## Start Data excerpts

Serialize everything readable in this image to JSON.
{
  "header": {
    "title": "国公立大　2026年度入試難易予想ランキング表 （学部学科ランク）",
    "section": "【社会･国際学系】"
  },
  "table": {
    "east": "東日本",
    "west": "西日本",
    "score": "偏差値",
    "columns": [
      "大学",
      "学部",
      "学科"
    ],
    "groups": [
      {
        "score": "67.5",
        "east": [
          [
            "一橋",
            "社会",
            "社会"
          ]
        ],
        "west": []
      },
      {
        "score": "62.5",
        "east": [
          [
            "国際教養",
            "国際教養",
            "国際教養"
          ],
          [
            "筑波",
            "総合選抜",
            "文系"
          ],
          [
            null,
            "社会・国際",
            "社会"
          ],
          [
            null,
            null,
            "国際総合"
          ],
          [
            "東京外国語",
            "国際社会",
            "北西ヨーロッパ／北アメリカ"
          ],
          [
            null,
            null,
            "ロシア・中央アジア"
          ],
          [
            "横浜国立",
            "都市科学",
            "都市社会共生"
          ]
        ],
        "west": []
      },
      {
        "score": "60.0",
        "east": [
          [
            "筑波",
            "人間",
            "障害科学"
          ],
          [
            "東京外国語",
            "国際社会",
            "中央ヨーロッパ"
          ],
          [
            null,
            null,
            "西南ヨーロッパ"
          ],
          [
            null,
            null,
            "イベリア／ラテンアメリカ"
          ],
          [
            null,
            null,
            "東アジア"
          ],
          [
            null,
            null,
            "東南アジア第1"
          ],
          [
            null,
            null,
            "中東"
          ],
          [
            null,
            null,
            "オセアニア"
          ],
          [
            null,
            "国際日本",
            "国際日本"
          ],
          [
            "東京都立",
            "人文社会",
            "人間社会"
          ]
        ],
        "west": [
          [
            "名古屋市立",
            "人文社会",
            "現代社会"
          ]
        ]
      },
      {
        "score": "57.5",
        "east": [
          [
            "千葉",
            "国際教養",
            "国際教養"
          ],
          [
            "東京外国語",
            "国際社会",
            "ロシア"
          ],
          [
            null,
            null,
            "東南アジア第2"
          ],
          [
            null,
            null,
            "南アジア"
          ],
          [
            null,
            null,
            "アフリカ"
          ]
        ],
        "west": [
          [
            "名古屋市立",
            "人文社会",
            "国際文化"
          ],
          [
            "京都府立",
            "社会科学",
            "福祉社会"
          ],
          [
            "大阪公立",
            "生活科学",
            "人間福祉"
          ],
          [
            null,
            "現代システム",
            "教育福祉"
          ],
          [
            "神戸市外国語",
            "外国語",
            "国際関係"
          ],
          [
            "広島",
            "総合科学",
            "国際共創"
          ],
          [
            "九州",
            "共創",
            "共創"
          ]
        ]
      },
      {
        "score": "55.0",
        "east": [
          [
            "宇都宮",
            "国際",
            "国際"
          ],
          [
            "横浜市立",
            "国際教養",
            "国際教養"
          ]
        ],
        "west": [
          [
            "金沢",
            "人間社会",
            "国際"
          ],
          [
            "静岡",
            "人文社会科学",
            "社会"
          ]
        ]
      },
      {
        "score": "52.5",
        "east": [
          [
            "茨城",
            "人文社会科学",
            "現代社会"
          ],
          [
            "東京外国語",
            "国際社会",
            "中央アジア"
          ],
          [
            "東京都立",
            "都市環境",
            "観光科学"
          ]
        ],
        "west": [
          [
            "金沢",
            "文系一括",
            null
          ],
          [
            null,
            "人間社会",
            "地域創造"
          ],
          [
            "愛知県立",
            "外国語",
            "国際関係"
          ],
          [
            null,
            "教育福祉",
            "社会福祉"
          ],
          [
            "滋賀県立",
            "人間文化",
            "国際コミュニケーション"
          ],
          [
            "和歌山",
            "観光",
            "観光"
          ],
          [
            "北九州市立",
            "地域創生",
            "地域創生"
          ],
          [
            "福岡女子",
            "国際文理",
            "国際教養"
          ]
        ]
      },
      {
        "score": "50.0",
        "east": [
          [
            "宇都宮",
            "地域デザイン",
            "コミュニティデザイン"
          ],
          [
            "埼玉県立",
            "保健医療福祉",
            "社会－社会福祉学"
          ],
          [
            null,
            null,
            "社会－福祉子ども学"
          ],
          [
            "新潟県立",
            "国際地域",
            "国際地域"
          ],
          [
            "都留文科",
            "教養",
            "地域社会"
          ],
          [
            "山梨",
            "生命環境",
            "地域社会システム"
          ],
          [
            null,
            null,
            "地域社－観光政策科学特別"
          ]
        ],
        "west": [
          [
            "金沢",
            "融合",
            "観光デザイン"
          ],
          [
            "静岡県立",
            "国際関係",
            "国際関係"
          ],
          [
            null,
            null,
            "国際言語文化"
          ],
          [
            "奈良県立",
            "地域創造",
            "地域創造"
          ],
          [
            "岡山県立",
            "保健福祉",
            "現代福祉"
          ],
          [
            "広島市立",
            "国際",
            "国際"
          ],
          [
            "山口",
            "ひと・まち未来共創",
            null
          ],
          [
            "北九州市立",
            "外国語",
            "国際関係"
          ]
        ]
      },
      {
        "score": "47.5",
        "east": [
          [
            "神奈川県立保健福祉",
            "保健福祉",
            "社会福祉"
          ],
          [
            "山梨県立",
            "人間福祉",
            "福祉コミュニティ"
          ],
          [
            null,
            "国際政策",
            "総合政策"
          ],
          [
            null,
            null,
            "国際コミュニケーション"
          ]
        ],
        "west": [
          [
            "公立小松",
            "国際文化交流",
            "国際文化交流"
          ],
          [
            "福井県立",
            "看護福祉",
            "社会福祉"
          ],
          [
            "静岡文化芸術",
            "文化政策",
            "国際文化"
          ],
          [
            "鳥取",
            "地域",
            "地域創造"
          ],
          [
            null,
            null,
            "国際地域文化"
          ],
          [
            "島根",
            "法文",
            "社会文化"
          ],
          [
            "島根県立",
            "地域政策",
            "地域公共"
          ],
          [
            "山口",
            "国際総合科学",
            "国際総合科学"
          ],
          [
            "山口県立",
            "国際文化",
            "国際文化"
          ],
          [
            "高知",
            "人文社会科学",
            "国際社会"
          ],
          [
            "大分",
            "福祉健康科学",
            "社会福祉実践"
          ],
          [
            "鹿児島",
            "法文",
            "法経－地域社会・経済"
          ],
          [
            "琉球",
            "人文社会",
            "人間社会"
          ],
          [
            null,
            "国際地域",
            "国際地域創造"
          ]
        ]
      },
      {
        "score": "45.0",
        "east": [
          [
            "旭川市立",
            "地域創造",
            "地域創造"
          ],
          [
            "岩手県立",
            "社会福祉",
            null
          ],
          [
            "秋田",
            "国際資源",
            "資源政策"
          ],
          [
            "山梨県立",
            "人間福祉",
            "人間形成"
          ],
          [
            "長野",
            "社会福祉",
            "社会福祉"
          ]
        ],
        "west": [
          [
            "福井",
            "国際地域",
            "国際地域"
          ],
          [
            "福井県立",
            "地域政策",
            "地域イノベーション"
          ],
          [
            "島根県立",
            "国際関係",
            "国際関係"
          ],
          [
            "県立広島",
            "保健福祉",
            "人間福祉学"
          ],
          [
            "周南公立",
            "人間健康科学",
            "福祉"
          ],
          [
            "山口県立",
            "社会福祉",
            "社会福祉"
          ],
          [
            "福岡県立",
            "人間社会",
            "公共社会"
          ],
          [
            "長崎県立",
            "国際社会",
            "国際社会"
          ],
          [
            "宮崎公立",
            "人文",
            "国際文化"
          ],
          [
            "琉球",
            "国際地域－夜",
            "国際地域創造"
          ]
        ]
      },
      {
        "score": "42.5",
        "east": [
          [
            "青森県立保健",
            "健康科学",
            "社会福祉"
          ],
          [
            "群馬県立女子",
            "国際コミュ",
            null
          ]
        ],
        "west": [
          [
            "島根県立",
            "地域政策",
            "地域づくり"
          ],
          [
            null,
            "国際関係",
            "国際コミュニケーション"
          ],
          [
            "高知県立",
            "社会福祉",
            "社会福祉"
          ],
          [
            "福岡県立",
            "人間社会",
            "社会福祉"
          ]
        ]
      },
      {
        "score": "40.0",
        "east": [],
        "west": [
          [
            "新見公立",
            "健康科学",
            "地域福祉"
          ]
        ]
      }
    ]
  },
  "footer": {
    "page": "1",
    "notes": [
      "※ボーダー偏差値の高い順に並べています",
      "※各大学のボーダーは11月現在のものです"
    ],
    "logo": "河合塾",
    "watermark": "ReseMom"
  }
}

## End Data excerpts

Review the material and copy each line in which the word "score" appears.

[Exercise answer]:
    "score": "偏差値",
        "score": "67.5",
        "score": "62.5",
        "score": "60.0",
        "score": "57.5",
        "score": "55.0",
        "score": "52.5",
        "score": "50.0",
        "score": "47.5",
        "score": "45.0",
        "score": "42.5",
        "score": "40.0",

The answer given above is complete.